■ EXERCISE GOAL ■
Copy out every line in which the string "картоплею" occurs.

■ DATA FOR THIS EXERCISE ■
——————————

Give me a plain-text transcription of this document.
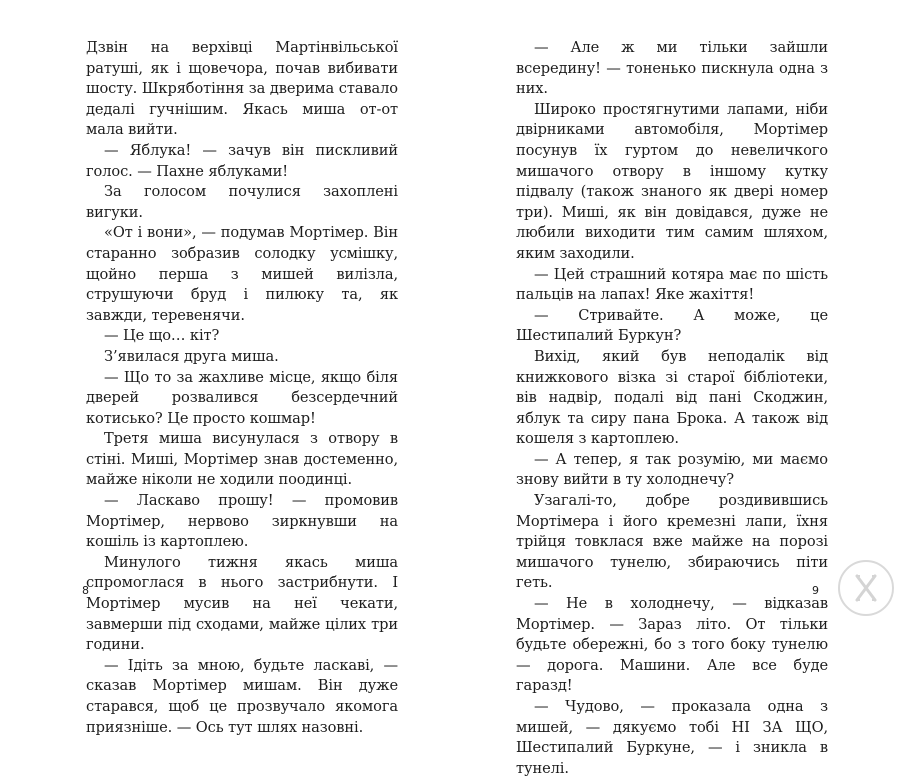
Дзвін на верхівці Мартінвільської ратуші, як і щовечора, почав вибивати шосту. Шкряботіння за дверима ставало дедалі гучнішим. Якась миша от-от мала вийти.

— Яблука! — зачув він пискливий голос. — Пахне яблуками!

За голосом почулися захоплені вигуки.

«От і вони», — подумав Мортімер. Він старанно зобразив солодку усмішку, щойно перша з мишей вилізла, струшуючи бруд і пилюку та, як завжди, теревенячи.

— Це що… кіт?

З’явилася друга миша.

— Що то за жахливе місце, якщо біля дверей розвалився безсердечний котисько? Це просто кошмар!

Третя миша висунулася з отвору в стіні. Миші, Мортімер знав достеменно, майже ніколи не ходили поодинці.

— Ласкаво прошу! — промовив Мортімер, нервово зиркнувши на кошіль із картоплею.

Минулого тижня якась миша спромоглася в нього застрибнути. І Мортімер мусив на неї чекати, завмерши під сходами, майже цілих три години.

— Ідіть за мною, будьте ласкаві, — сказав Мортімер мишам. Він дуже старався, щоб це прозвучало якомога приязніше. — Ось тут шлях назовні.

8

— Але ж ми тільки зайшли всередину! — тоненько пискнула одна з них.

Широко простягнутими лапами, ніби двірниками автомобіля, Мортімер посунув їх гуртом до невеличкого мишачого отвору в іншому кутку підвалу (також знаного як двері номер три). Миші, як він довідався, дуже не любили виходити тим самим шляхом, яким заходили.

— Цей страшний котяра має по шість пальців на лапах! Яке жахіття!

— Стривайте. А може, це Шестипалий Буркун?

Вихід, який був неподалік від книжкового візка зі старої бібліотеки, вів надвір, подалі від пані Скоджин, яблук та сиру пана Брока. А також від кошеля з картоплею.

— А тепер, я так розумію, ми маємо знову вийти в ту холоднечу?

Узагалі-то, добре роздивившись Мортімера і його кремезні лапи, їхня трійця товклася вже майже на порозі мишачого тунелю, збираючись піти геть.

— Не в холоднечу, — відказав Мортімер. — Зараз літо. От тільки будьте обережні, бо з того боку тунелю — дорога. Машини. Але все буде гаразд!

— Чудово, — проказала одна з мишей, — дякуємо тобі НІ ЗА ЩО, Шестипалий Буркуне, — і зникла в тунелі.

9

——————————

■ RESULT ■
— Ласкаво прошу! — промовив Мортімер, нервово зиркнувши на кошіль із картоплею.
Вихід, який був неподалік від книжкового візка зі старої бібліотеки, вів надвір, подалі від пані Скоджин, яблук та сиру пана Брока. А також від кошеля з картоплею.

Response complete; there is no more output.